## Dataset items
** start **

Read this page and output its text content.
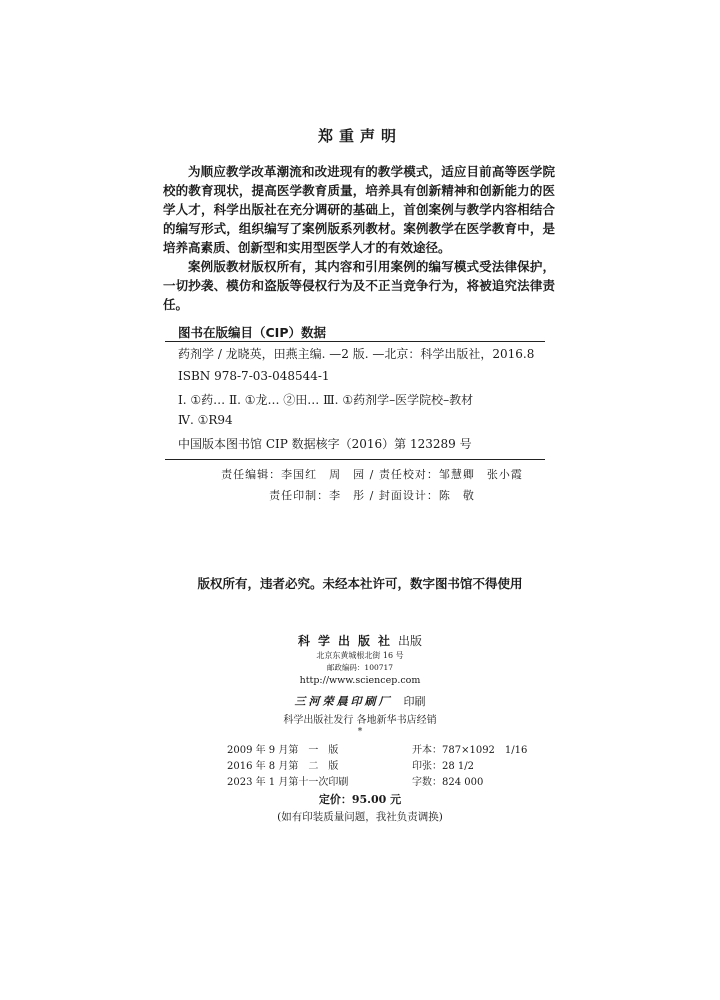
郑重声明

为顺应教学改革潮流和改进现有的教学模式，适应目前高等医学院校的教育现状，提高医学教育质量，培养具有创新精神和创新能力的医学人才，科学出版社在充分调研的基础上，首创案例与教学内容相结合的编写形式，组织编写了案例版系列教材。案例教学在医学教育中，是培养高素质、创新型和实用型医学人才的有效途径。

案例版教材版权所有，其内容和引用案例的编写模式受法律保护，一切抄袭、模仿和盗版等侵权行为及不正当竞争行为，将被追究法律责任。

图书在版编目（CIP）数据
药剂学 / 龙晓英，田燕主编. —2 版. —北京：科学出版社，2016.8
ISBN 978-7-03-048544-1
Ⅰ. ①药… Ⅱ. ①龙… ②田… Ⅲ. ①药剂学–医学院校–教材
Ⅳ. ①R94
中国版本图书馆 CIP 数据核字（2016）第 123289 号
责任编辑：李国红　周　园 / 责任校对：邹慧卿　张小霞
责任印制：李　彤 / 封面设计：陈　敬
版权所有，违者必究。未经本社许可，数字图书馆不得使用
科学出版社出版
北京东黄城根北街 16 号
邮政编码：100717
http://www.sciencep.com
三河荣晨印刷厂　 印刷
科学出版社发行 各地新华书店经销
*
2009 年 9 月第　一　版	开本：787×1092　1/16
2016 年 8 月第　二　版	印张：28 1/2
2023 年 1 月第十一次印刷	字数：824 000
定价：95.00 元
(如有印装质量问题，我社负责调换)
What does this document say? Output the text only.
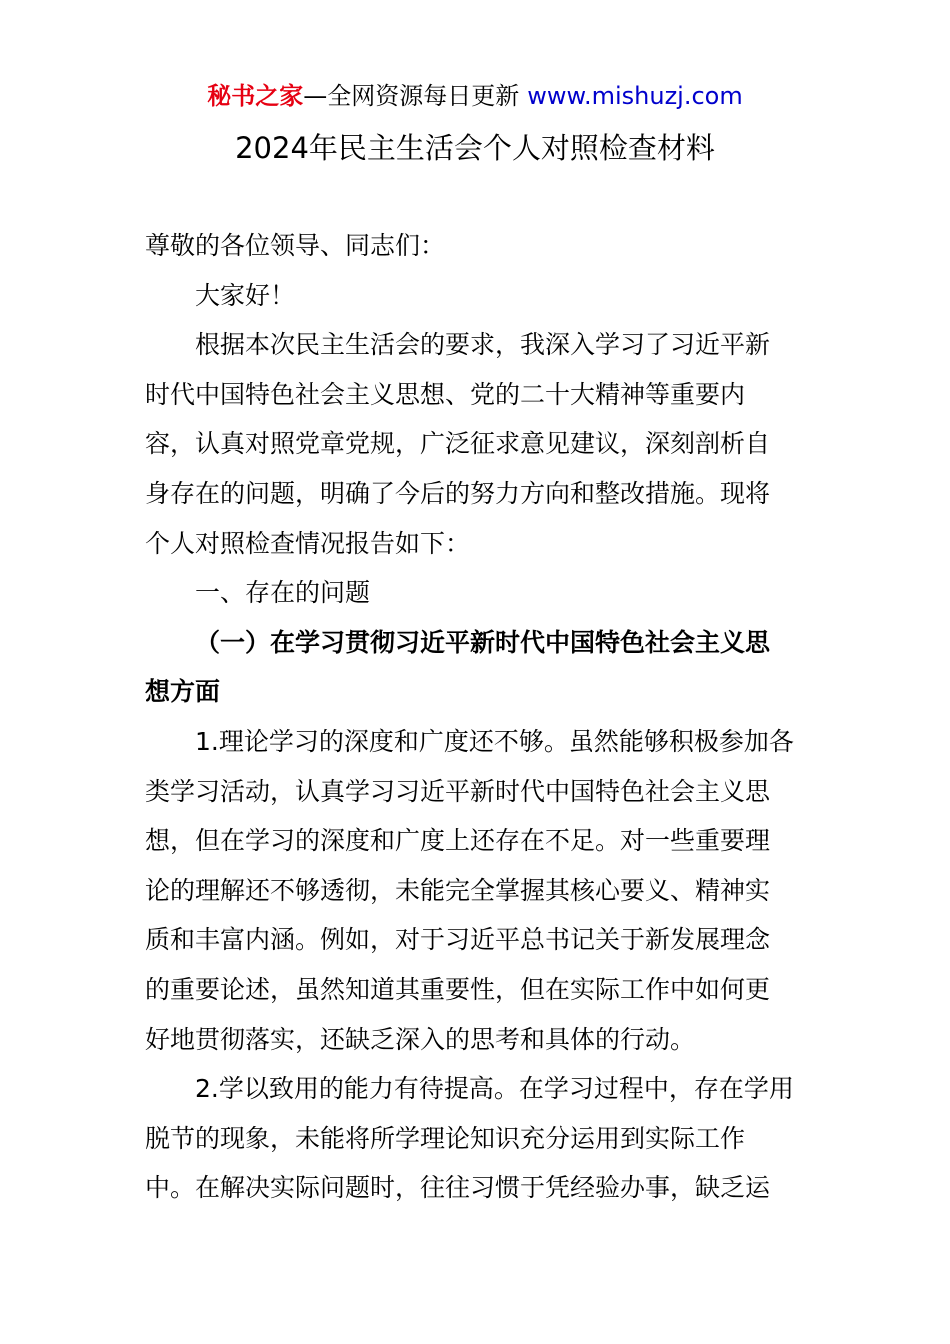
秘书之家—全网资源每日更新 www.mishuzj.com
2024年民主生活会个人对照检查材料
尊敬的各位领导、同志们：
大家好！
根据本次民主生活会的要求，我深入学习了习近平新
时代中国特色社会主义思想、党的二十大精神等重要内
容，认真对照党章党规，广泛征求意见建议，深刻剖析自
身存在的问题，明确了今后的努力方向和整改措施。现将
个人对照检查情况报告如下：
一、存在的问题
（一）在学习贯彻习近平新时代中国特色社会主义思
想方面
1.理论学习的深度和广度还不够。虽然能够积极参加各
类学习活动，认真学习习近平新时代中国特色社会主义思
想，但在学习的深度和广度上还存在不足。对一些重要理
论的理解还不够透彻，未能完全掌握其核心要义、精神实
质和丰富内涵。例如，对于习近平总书记关于新发展理念
的重要论述，虽然知道其重要性，但在实际工作中如何更
好地贯彻落实，还缺乏深入的思考和具体的行动。
2.学以致用的能力有待提高。在学习过程中，存在学用
脱节的现象，未能将所学理论知识充分运用到实际工作
中。在解决实际问题时，往往习惯于凭经验办事，缺乏运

** end **

## Aim of the task
Filter the entries down to the lines with the word "this" in them.

## Answer below
Read this page and output its text content.
What does this document say? Output the text only.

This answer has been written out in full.